— Start Supplied material —

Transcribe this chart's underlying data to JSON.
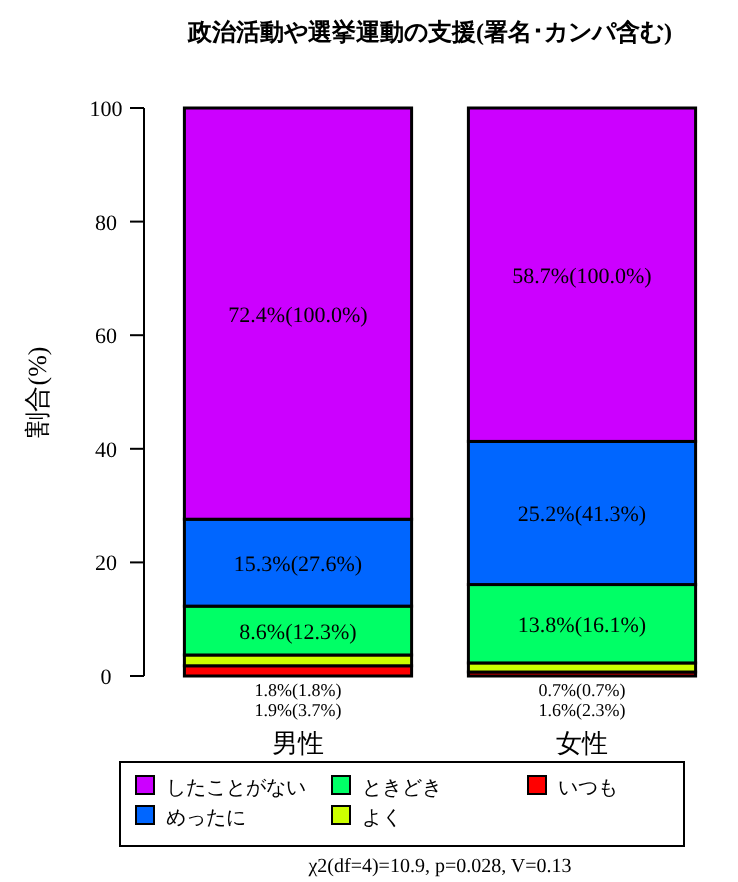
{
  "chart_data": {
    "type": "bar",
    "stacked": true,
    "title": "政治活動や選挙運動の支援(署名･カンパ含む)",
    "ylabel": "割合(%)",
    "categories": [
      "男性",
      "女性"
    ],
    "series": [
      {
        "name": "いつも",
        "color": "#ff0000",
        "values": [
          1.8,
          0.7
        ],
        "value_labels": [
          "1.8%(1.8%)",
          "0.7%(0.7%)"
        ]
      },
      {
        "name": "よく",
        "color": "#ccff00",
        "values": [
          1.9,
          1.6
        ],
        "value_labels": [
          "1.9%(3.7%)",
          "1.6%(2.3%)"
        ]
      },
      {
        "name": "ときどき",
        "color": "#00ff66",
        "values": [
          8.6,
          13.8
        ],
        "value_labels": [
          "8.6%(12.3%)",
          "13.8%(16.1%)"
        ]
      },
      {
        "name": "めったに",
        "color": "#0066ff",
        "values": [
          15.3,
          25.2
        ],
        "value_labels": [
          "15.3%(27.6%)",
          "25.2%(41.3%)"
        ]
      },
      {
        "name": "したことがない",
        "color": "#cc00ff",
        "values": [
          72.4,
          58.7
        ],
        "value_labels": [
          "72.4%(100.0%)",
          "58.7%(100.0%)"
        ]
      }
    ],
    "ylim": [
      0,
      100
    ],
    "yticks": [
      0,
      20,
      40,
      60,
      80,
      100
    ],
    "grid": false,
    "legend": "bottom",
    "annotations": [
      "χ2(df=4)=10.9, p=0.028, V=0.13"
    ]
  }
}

— End Supplied material —

▸ Task to complete
Copy each line exactly, and leave the pictures out of your copy.

▸ Completed exercise
Transcribe this chart's underlying data to JSON.
{
  "chart_data": {
    "type": "bar",
    "stacked": true,
    "title": "政治活動や選挙運動の支援(署名･カンパ含む)",
    "ylabel": "割合(%)",
    "categories": [
      "男性",
      "女性"
    ],
    "series": [
      {
        "name": "いつも",
        "color": "#ff0000",
        "values": [
          1.8,
          0.7
        ],
        "value_labels": [
          "1.8%(1.8%)",
          "0.7%(0.7%)"
        ]
      },
      {
        "name": "よく",
        "color": "#ccff00",
        "values": [
          1.9,
          1.6
        ],
        "value_labels": [
          "1.9%(3.7%)",
          "1.6%(2.3%)"
        ]
      },
      {
        "name": "ときどき",
        "color": "#00ff66",
        "values": [
          8.6,
          13.8
        ],
        "value_labels": [
          "8.6%(12.3%)",
          "13.8%(16.1%)"
        ]
      },
      {
        "name": "めったに",
        "color": "#0066ff",
        "values": [
          15.3,
          25.2
        ],
        "value_labels": [
          "15.3%(27.6%)",
          "25.2%(41.3%)"
        ]
      },
      {
        "name": "したことがない",
        "color": "#cc00ff",
        "values": [
          72.4,
          58.7
        ],
        "value_labels": [
          "72.4%(100.0%)",
          "58.7%(100.0%)"
        ]
      }
    ],
    "ylim": [
      0,
      100
    ],
    "yticks": [
      0,
      20,
      40,
      60,
      80,
      100
    ],
    "grid": false,
    "legend": "bottom",
    "annotations": [
      "χ2(df=4)=10.9, p=0.028, V=0.13"
    ]
  }
}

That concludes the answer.